** start of Material for this task **

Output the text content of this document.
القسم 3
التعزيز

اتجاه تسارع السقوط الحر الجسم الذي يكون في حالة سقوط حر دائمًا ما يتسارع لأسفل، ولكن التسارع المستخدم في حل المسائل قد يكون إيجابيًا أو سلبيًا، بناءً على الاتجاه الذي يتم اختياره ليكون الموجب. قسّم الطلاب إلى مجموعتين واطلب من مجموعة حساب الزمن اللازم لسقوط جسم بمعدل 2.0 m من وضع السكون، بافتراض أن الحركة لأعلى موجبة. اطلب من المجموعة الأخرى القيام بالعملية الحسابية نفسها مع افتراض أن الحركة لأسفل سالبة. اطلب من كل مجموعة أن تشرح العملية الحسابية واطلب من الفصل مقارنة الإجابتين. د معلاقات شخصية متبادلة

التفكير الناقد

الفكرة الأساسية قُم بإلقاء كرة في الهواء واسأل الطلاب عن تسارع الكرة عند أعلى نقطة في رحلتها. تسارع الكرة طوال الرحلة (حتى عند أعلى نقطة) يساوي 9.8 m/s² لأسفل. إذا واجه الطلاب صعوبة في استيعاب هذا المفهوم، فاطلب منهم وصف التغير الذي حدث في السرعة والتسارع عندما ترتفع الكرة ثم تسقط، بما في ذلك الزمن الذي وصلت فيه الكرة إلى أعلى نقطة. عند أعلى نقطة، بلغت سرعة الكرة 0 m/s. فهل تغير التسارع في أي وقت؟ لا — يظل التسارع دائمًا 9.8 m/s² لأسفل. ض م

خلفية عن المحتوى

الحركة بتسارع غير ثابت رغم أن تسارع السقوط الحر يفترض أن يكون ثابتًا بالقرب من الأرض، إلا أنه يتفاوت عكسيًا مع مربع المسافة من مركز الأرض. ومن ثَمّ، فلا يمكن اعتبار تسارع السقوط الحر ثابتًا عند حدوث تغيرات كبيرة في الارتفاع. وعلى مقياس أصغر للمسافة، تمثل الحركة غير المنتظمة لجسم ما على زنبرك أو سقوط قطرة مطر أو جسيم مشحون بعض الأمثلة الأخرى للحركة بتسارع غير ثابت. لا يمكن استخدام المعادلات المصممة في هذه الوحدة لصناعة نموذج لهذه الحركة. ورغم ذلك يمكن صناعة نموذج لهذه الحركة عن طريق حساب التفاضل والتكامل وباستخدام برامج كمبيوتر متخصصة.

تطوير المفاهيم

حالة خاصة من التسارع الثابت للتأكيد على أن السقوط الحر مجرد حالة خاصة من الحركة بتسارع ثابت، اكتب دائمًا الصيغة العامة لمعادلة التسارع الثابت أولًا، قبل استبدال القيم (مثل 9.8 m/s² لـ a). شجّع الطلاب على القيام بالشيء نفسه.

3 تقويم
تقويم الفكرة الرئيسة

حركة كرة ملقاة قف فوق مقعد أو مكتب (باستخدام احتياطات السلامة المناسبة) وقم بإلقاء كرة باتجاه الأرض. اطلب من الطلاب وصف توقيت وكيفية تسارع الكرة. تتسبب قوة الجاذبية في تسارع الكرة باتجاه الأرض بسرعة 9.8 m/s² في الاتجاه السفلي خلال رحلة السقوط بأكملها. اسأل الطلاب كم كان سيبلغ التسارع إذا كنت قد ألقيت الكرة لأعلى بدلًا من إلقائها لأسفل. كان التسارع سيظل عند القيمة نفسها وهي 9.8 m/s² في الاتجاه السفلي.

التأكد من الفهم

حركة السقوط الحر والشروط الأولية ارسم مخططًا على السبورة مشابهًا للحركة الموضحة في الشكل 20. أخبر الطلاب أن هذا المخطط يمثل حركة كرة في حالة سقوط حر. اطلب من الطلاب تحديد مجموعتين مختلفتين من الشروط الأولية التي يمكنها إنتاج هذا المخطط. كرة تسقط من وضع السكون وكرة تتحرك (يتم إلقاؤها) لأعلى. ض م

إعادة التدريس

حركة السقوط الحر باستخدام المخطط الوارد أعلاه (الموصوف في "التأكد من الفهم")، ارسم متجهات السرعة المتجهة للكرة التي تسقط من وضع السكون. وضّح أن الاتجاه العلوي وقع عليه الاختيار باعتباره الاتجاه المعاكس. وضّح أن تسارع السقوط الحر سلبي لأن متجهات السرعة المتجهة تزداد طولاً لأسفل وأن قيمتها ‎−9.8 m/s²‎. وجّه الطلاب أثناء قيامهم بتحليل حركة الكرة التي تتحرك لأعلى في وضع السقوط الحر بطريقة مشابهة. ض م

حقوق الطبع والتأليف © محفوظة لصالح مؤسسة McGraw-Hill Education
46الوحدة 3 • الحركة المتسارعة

** end of Material for this task **

> Directions
Write the whole listing out again. Keep every line exactly as it is.

> Exercise output
Output the text content of this document.
القسم 3
التعزيز

اتجاه تسارع السقوط الحر الجسم الذي يكون في حالة سقوط حر دائمًا ما يتسارع لأسفل، ولكن التسارع المستخدم في حل المسائل قد يكون إيجابيًا أو سلبيًا، بناءً على الاتجاه الذي يتم اختياره ليكون الموجب. قسّم الطلاب إلى مجموعتين واطلب من مجموعة حساب الزمن اللازم لسقوط جسم بمعدل 2.0 m من وضع السكون، بافتراض أن الحركة لأعلى موجبة. اطلب من المجموعة الأخرى القيام بالعملية الحسابية نفسها مع افتراض أن الحركة لأسفل سالبة. اطلب من كل مجموعة أن تشرح العملية الحسابية واطلب من الفصل مقارنة الإجابتين. د معلاقات شخصية متبادلة

التفكير الناقد

الفكرة الأساسية قُم بإلقاء كرة في الهواء واسأل الطلاب عن تسارع الكرة عند أعلى نقطة في رحلتها. تسارع الكرة طوال الرحلة (حتى عند أعلى نقطة) يساوي 9.8 m/s² لأسفل. إذا واجه الطلاب صعوبة في استيعاب هذا المفهوم، فاطلب منهم وصف التغير الذي حدث في السرعة والتسارع عندما ترتفع الكرة ثم تسقط، بما في ذلك الزمن الذي وصلت فيه الكرة إلى أعلى نقطة. عند أعلى نقطة، بلغت سرعة الكرة 0 m/s. فهل تغير التسارع في أي وقت؟ لا — يظل التسارع دائمًا 9.8 m/s² لأسفل. ض م

خلفية عن المحتوى

الحركة بتسارع غير ثابت رغم أن تسارع السقوط الحر يفترض أن يكون ثابتًا بالقرب من الأرض، إلا أنه يتفاوت عكسيًا مع مربع المسافة من مركز الأرض. ومن ثَمّ، فلا يمكن اعتبار تسارع السقوط الحر ثابتًا عند حدوث تغيرات كبيرة في الارتفاع. وعلى مقياس أصغر للمسافة، تمثل الحركة غير المنتظمة لجسم ما على زنبرك أو سقوط قطرة مطر أو جسيم مشحون بعض الأمثلة الأخرى للحركة بتسارع غير ثابت. لا يمكن استخدام المعادلات المصممة في هذه الوحدة لصناعة نموذج لهذه الحركة. ورغم ذلك يمكن صناعة نموذج لهذه الحركة عن طريق حساب التفاضل والتكامل وباستخدام برامج كمبيوتر متخصصة.

تطوير المفاهيم

حالة خاصة من التسارع الثابت للتأكيد على أن السقوط الحر مجرد حالة خاصة من الحركة بتسارع ثابت، اكتب دائمًا الصيغة العامة لمعادلة التسارع الثابت أولًا، قبل استبدال القيم (مثل 9.8 m/s² لـ a). شجّع الطلاب على القيام بالشيء نفسه.

3 تقويم
تقويم الفكرة الرئيسة

حركة كرة ملقاة قف فوق مقعد أو مكتب (باستخدام احتياطات السلامة المناسبة) وقم بإلقاء كرة باتجاه الأرض. اطلب من الطلاب وصف توقيت وكيفية تسارع الكرة. تتسبب قوة الجاذبية في تسارع الكرة باتجاه الأرض بسرعة 9.8 m/s² في الاتجاه السفلي خلال رحلة السقوط بأكملها. اسأل الطلاب كم كان سيبلغ التسارع إذا كنت قد ألقيت الكرة لأعلى بدلًا من إلقائها لأسفل. كان التسارع سيظل عند القيمة نفسها وهي 9.8 m/s² في الاتجاه السفلي.

التأكد من الفهم

حركة السقوط الحر والشروط الأولية ارسم مخططًا على السبورة مشابهًا للحركة الموضحة في الشكل 20. أخبر الطلاب أن هذا المخطط يمثل حركة كرة في حالة سقوط حر. اطلب من الطلاب تحديد مجموعتين مختلفتين من الشروط الأولية التي يمكنها إنتاج هذا المخطط. كرة تسقط من وضع السكون وكرة تتحرك (يتم إلقاؤها) لأعلى. ض م

إعادة التدريس

حركة السقوط الحر باستخدام المخطط الوارد أعلاه (الموصوف في "التأكد من الفهم")، ارسم متجهات السرعة المتجهة للكرة التي تسقط من وضع السكون. وضّح أن الاتجاه العلوي وقع عليه الاختيار باعتباره الاتجاه المعاكس. وضّح أن تسارع السقوط الحر سلبي لأن متجهات السرعة المتجهة تزداد طولاً لأسفل وأن قيمتها ‎−9.8 m/s²‎. وجّه الطلاب أثناء قيامهم بتحليل حركة الكرة التي تتحرك لأعلى في وضع السقوط الحر بطريقة مشابهة. ض م

حقوق الطبع والتأليف © محفوظة لصالح مؤسسة McGraw-Hill Education
46الوحدة 3 • الحركة المتسارعة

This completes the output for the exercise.